Records supplied:
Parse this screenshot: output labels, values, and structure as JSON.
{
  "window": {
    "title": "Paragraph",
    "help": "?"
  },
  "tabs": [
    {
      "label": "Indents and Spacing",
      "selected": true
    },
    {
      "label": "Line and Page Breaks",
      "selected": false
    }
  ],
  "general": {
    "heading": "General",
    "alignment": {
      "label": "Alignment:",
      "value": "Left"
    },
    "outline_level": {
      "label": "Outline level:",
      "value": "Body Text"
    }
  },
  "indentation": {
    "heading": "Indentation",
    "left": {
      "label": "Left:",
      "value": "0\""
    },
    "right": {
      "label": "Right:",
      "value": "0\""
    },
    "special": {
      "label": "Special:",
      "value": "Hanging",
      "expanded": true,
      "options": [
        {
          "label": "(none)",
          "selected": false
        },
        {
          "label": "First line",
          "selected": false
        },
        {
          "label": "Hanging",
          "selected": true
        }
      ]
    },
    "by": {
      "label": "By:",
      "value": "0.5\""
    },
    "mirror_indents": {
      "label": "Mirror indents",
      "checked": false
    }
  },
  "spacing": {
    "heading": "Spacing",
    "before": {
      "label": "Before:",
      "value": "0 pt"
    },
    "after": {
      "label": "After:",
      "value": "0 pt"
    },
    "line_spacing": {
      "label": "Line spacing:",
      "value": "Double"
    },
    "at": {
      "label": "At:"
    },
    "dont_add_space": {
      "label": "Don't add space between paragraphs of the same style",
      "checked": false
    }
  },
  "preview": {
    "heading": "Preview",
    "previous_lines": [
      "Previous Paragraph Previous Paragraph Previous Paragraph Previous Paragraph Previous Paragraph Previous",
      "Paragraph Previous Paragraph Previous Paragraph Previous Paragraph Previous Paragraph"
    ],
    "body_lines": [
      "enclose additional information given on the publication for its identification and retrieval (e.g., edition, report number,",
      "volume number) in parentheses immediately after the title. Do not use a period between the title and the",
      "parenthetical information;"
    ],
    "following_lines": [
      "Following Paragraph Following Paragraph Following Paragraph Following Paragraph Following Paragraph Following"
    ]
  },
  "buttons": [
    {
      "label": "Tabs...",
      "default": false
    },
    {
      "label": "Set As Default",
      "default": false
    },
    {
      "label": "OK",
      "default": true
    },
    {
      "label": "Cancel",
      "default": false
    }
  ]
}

Problem to work on: Print all the data exactly.

Correct result:
Parse this screenshot: output labels, values, and structure as JSON.
{
  "window": {
    "title": "Paragraph",
    "help": "?"
  },
  "tabs": [
    {
      "label": "Indents and Spacing",
      "selected": true
    },
    {
      "label": "Line and Page Breaks",
      "selected": false
    }
  ],
  "general": {
    "heading": "General",
    "alignment": {
      "label": "Alignment:",
      "value": "Left"
    },
    "outline_level": {
      "label": "Outline level:",
      "value": "Body Text"
    }
  },
  "indentation": {
    "heading": "Indentation",
    "left": {
      "label": "Left:",
      "value": "0\""
    },
    "right": {
      "label": "Right:",
      "value": "0\""
    },
    "special": {
      "label": "Special:",
      "value": "Hanging",
      "expanded": true,
      "options": [
        {
          "label": "(none)",
          "selected": false
        },
        {
          "label": "First line",
          "selected": false
        },
        {
          "label": "Hanging",
          "selected": true
        }
      ]
    },
    "by": {
      "label": "By:",
      "value": "0.5\""
    },
    "mirror_indents": {
      "label": "Mirror indents",
      "checked": false
    }
  },
  "spacing": {
    "heading": "Spacing",
    "before": {
      "label": "Before:",
      "value": "0 pt"
    },
    "after": {
      "label": "After:",
      "value": "0 pt"
    },
    "line_spacing": {
      "label": "Line spacing:",
      "value": "Double"
    },
    "at": {
      "label": "At:"
    },
    "dont_add_space": {
      "label": "Don't add space between paragraphs of the same style",
      "checked": false
    }
  },
  "preview": {
    "heading": "Preview",
    "previous_lines": [
      "Previous Paragraph Previous Paragraph Previous Paragraph Previous Paragraph Previous Paragraph Previous",
      "Paragraph Previous Paragraph Previous Paragraph Previous Paragraph Previous Paragraph"
    ],
    "body_lines": [
      "enclose additional information given on the publication for its identification and retrieval (e.g., edition, report number,",
      "volume number) in parentheses immediately after the title. Do not use a period between the title and the",
      "parenthetical information;"
    ],
    "following_lines": [
      "Following Paragraph Following Paragraph Following Paragraph Following Paragraph Following Paragraph Following"
    ]
  },
  "buttons": [
    {
      "label": "Tabs...",
      "default": false
    },
    {
      "label": "Set As Default",
      "default": false
    },
    {
      "label": "OK",
      "default": true
    },
    {
      "label": "Cancel",
      "default": false
    }
  ]
}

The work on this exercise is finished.